* _Your task_
Transcribe all of the records word for word, but omit the pictures.

* _Input rows_
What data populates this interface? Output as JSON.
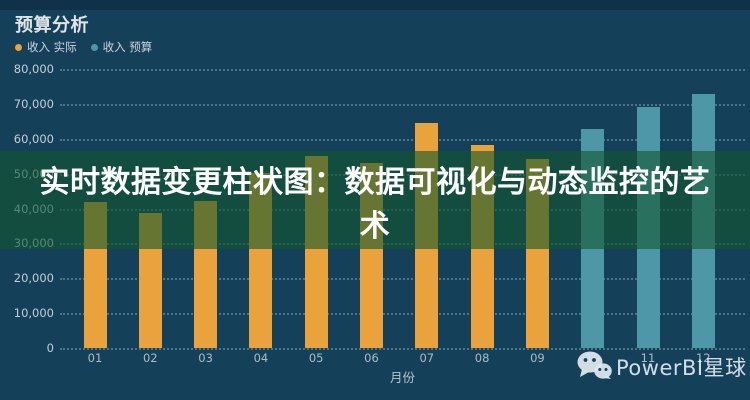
{
  "window": {
    "background": "#15405A"
  },
  "header": {
    "title": "预算分析"
  },
  "legend": {
    "items": [
      {
        "label": "收入 实际",
        "color": "#E9A23C"
      },
      {
        "label": "收入 预算",
        "color": "#4E97A9"
      }
    ]
  },
  "chart_data": {
    "type": "bar",
    "title": "预算分析",
    "xlabel": "月份",
    "ylabel": "",
    "ylim": [
      0,
      80000
    ],
    "ytick_step": 10000,
    "ytick_labels": [
      "0",
      "10,000",
      "20,000",
      "30,000",
      "40,000",
      "50,000",
      "60,000",
      "70,000",
      "80,000"
    ],
    "grid": "horizontal dotted",
    "legend_position": "top-left",
    "categories": [
      "01",
      "02",
      "03",
      "04",
      "05",
      "06",
      "07",
      "08",
      "09",
      "10",
      "11",
      "12"
    ],
    "series": [
      {
        "name": "收入 实际",
        "color": "#E9A23C",
        "values": [
          42000,
          38600,
          42200,
          50300,
          55000,
          53000,
          64600,
          58200,
          54300,
          null,
          null,
          null
        ]
      },
      {
        "name": "收入 预算",
        "color": "#4E97A9",
        "values": [
          null,
          null,
          null,
          null,
          null,
          null,
          null,
          null,
          null,
          62700,
          69200,
          72700
        ]
      }
    ]
  },
  "banner": {
    "text": "实时数据变更柱状图：数据可视化与动态监控的艺术",
    "lines": [
      "实时数据变更柱状图：数据可视化与动态监控的艺",
      "术"
    ],
    "overlay_color": "rgba(17,87,45,0.6)",
    "text_color": "#FFFFFF"
  },
  "watermark": {
    "label": "PowerBI星球",
    "icon": "wechat-icon"
  }
}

* _Response to the exercise_
What data populates this interface? Output as JSON.
{
  "window": {
    "background": "#15405A"
  },
  "header": {
    "title": "预算分析"
  },
  "legend": {
    "items": [
      {
        "label": "收入 实际",
        "color": "#E9A23C"
      },
      {
        "label": "收入 预算",
        "color": "#4E97A9"
      }
    ]
  },
  "chart_data": {
    "type": "bar",
    "title": "预算分析",
    "xlabel": "月份",
    "ylabel": "",
    "ylim": [
      0,
      80000
    ],
    "ytick_step": 10000,
    "ytick_labels": [
      "0",
      "10,000",
      "20,000",
      "30,000",
      "40,000",
      "50,000",
      "60,000",
      "70,000",
      "80,000"
    ],
    "grid": "horizontal dotted",
    "legend_position": "top-left",
    "categories": [
      "01",
      "02",
      "03",
      "04",
      "05",
      "06",
      "07",
      "08",
      "09",
      "10",
      "11",
      "12"
    ],
    "series": [
      {
        "name": "收入 实际",
        "color": "#E9A23C",
        "values": [
          42000,
          38600,
          42200,
          50300,
          55000,
          53000,
          64600,
          58200,
          54300,
          null,
          null,
          null
        ]
      },
      {
        "name": "收入 预算",
        "color": "#4E97A9",
        "values": [
          null,
          null,
          null,
          null,
          null,
          null,
          null,
          null,
          null,
          62700,
          69200,
          72700
        ]
      }
    ]
  },
  "banner": {
    "text": "实时数据变更柱状图：数据可视化与动态监控的艺术",
    "lines": [
      "实时数据变更柱状图：数据可视化与动态监控的艺",
      "术"
    ],
    "overlay_color": "rgba(17,87,45,0.6)",
    "text_color": "#FFFFFF"
  },
  "watermark": {
    "label": "PowerBI星球",
    "icon": "wechat-icon"
  }
}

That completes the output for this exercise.